*SUPPLIED MATERIAL*.
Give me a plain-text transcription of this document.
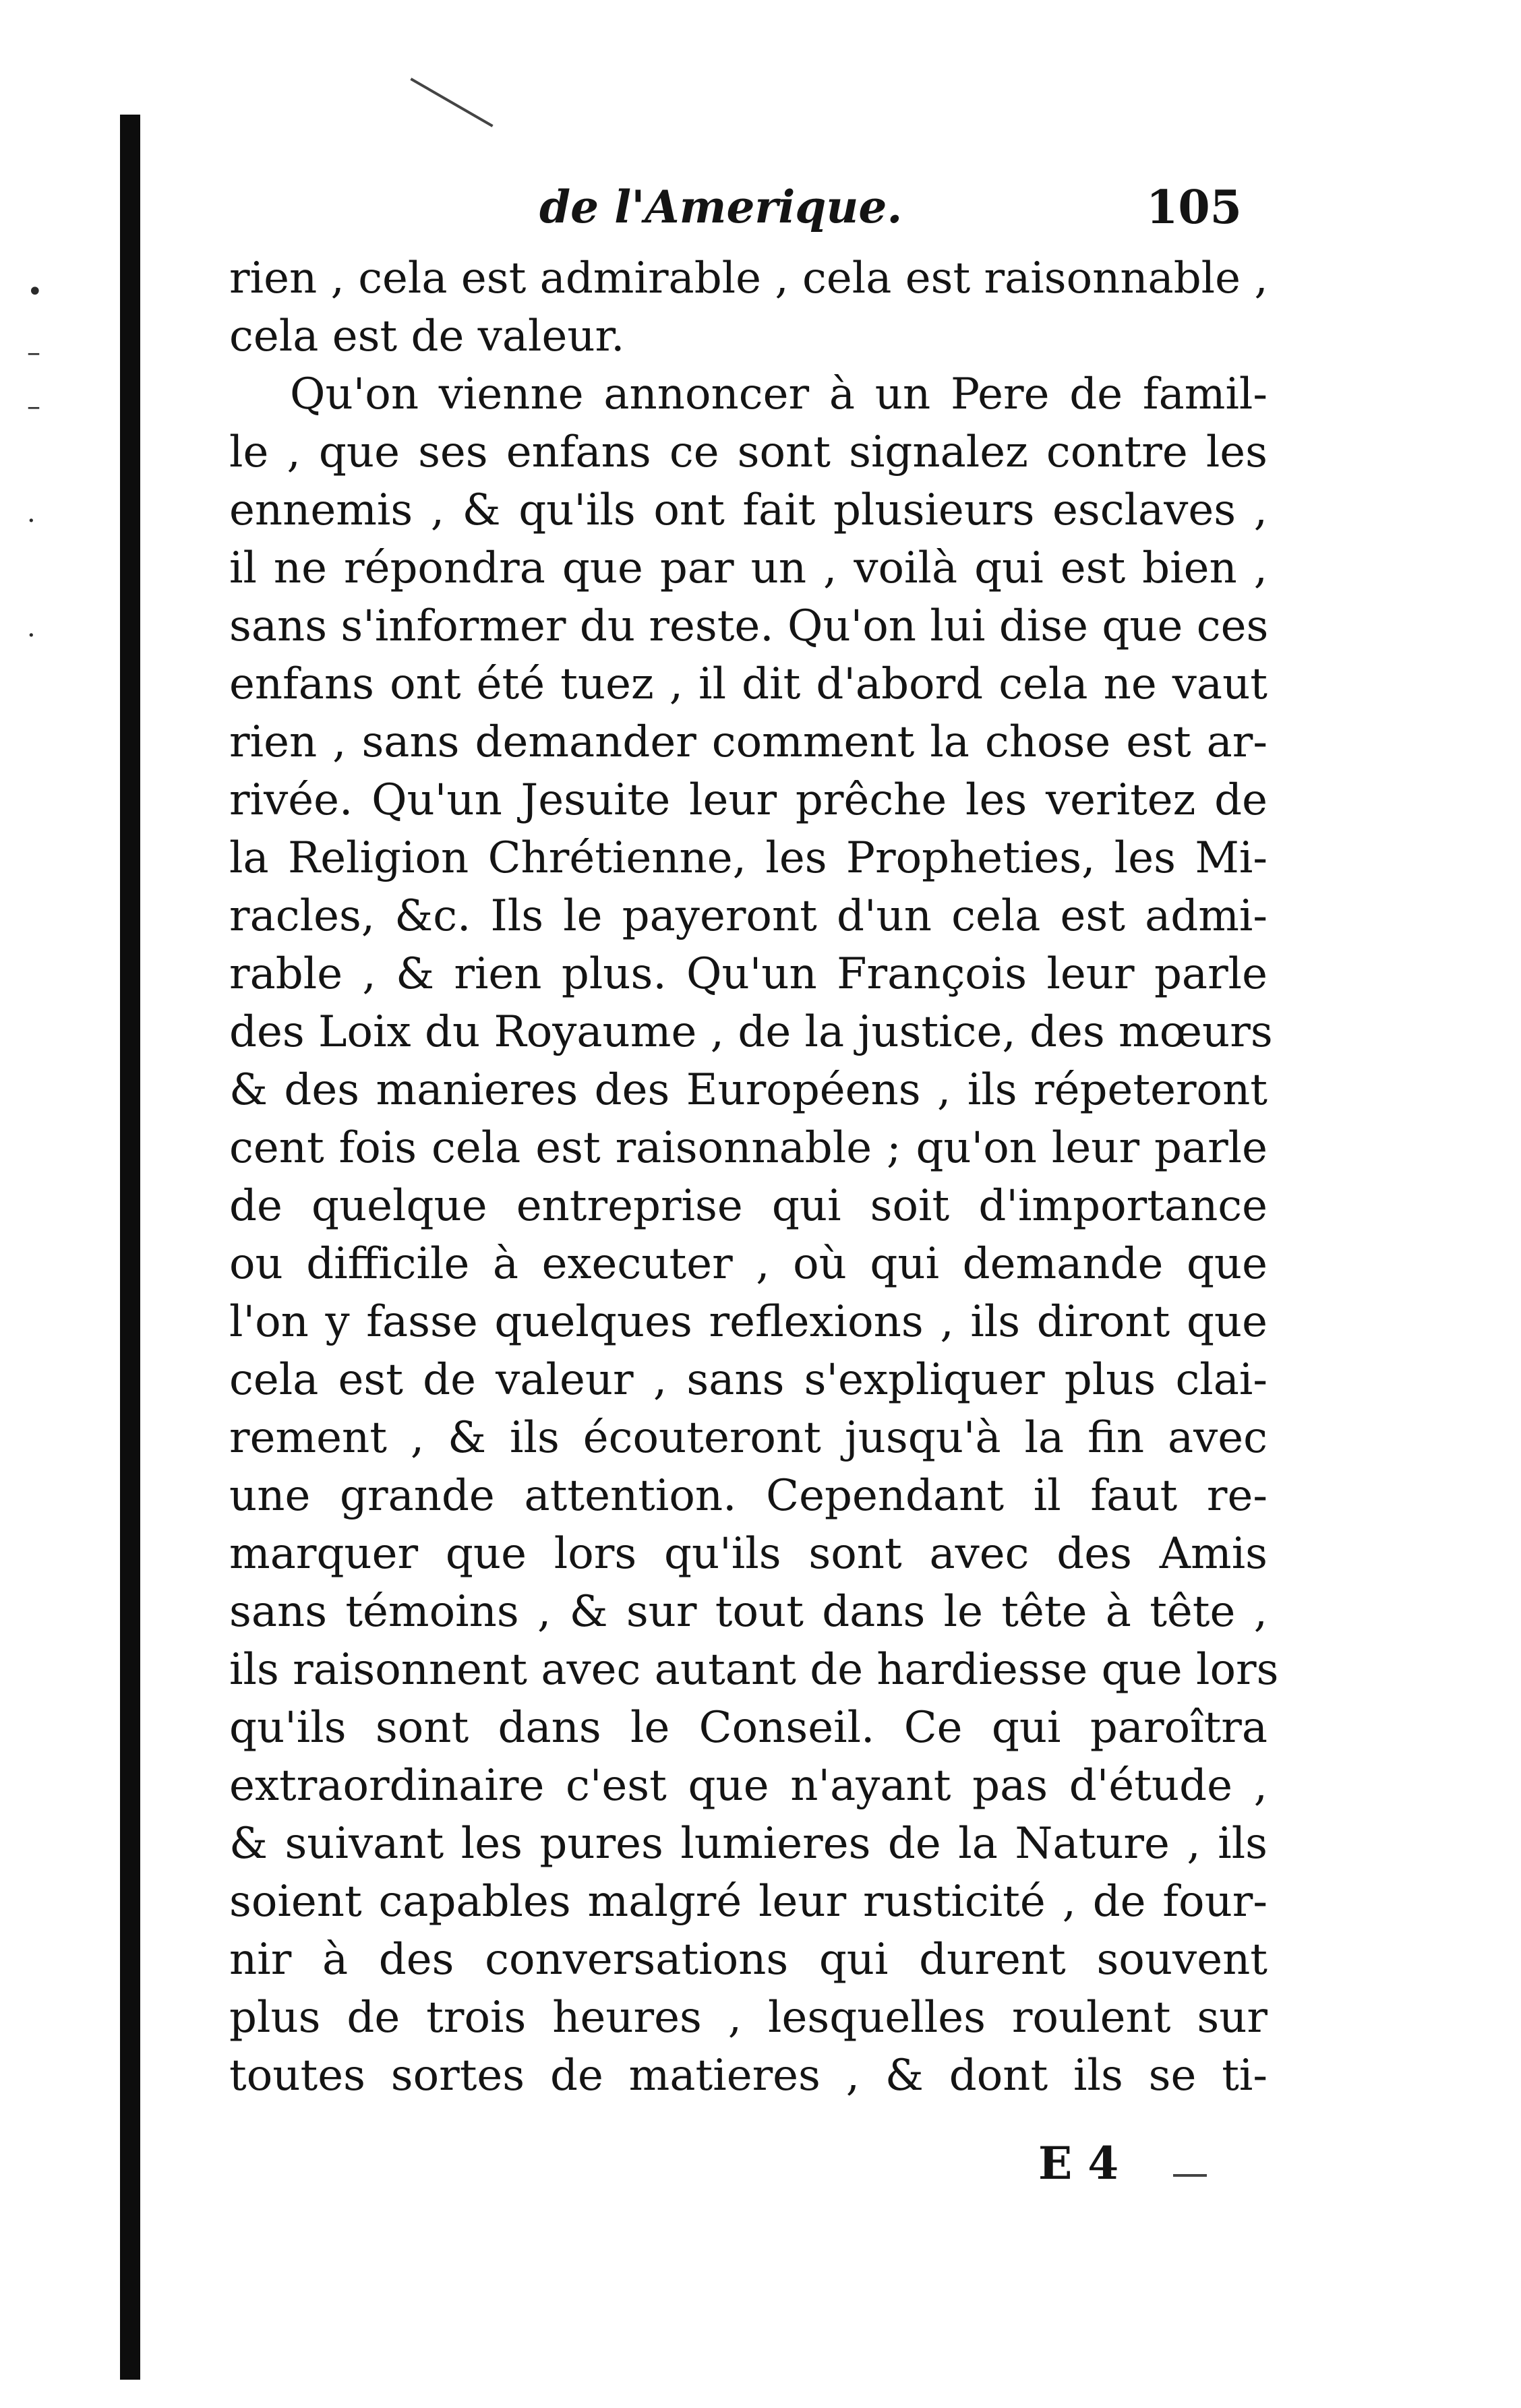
•
–
–
·
·
de l'Amerique.	105
rien , cela est admirable , cela est raisonnable ,
cela est de valeur.
Qu'on vienne annoncer à un Pere de famil-
le , que ses enfans ce sont signalez contre les
ennemis , & qu'ils ont fait plusieurs esclaves ,
il ne répondra que par un , voilà qui est bien ,
sans s'informer du reste. Qu'on lui dise que ces
enfans ont été tuez , il dit d'abord cela ne vaut
rien , sans demander comment la chose est ar-
rivée. Qu'un Jesuite leur prêche les veritez de
la Religion Chrétienne, les Propheties, les Mi-
racles, &c. Ils le payeront d'un cela est admi-
rable , & rien plus. Qu'un François leur parle
des Loix du Royaume , de la justice, des mœurs
& des manieres des Européens , ils répeteront
cent fois cela est raisonnable ; qu'on leur parle
de quelque entreprise qui soit d'importance
ou difficile à executer , où qui demande que
l'on y fasse quelques reflexions , ils diront que
cela est de valeur , sans s'expliquer plus clai-
rement , & ils écouteront jusqu'à la fin avec
une grande attention. Cependant il faut re-
marquer que lors qu'ils sont avec des Amis
sans témoins , & sur tout dans le tête à tête ,
ils raisonnent avec autant de hardiesse que lors
qu'ils sont dans le Conseil. Ce qui paroîtra
extraordinaire c'est que n'ayant pas d'étude ,
& suivant les pures lumieres de la Nature , ils
soient capables malgré leur rusticité , de four-
nir à des conversations qui durent souvent
plus de trois heures , lesquelles roulent sur
toutes sortes de matieres , & dont ils se ti-
E 4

*INSTRUCTION*. Transcribe the material as is, with images omitted.

*ANSWER FOR THIS EXERCISE*.
Give me a plain-text transcription of this document.
•
–
–
·
·
de l'Amerique.	105
rien , cela est admirable , cela est raisonnable ,
cela est de valeur.
Qu'on vienne annoncer à un Pere de famil-
le , que ses enfans ce sont signalez contre les
ennemis , & qu'ils ont fait plusieurs esclaves ,
il ne répondra que par un , voilà qui est bien ,
sans s'informer du reste. Qu'on lui dise que ces
enfans ont été tuez , il dit d'abord cela ne vaut
rien , sans demander comment la chose est ar-
rivée. Qu'un Jesuite leur prêche les veritez de
la Religion Chrétienne, les Propheties, les Mi-
racles, &c. Ils le payeront d'un cela est admi-
rable , & rien plus. Qu'un François leur parle
des Loix du Royaume , de la justice, des mœurs
& des manieres des Européens , ils répeteront
cent fois cela est raisonnable ; qu'on leur parle
de quelque entreprise qui soit d'importance
ou difficile à executer , où qui demande que
l'on y fasse quelques reflexions , ils diront que
cela est de valeur , sans s'expliquer plus clai-
rement , & ils écouteront jusqu'à la fin avec
une grande attention. Cependant il faut re-
marquer que lors qu'ils sont avec des Amis
sans témoins , & sur tout dans le tête à tête ,
ils raisonnent avec autant de hardiesse que lors
qu'ils sont dans le Conseil. Ce qui paroîtra
extraordinaire c'est que n'ayant pas d'étude ,
& suivant les pures lumieres de la Nature , ils
soient capables malgré leur rusticité , de four-
nir à des conversations qui durent souvent
plus de trois heures , lesquelles roulent sur
toutes sortes de matieres , & dont ils se ti-
E 4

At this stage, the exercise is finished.